▶ **What needs to be done**: Going through the material below, please gather all lines with the word "friction" in them.

▶ **Supplied entries**:
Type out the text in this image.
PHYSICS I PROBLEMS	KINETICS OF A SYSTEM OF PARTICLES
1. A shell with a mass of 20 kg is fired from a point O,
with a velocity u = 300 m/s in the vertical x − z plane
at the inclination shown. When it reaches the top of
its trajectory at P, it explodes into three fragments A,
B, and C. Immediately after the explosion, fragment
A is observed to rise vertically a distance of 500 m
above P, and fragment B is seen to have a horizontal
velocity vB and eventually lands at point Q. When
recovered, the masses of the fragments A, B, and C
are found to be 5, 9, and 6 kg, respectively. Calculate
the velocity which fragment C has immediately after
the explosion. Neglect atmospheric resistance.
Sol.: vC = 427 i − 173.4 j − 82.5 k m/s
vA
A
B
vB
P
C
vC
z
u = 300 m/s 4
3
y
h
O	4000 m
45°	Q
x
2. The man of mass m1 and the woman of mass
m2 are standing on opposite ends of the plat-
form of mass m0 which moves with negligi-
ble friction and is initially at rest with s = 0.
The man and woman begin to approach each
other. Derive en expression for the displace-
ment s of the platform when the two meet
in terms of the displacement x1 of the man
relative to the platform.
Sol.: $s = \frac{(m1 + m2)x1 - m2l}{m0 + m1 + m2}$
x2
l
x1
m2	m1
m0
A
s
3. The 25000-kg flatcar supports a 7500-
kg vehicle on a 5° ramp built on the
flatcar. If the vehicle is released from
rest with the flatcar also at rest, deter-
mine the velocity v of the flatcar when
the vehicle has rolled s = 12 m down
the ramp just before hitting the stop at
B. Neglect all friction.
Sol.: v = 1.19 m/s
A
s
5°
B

▶ **Worked answer**:
ble friction and is initially at rest with s = 0.
B. Neglect all friction.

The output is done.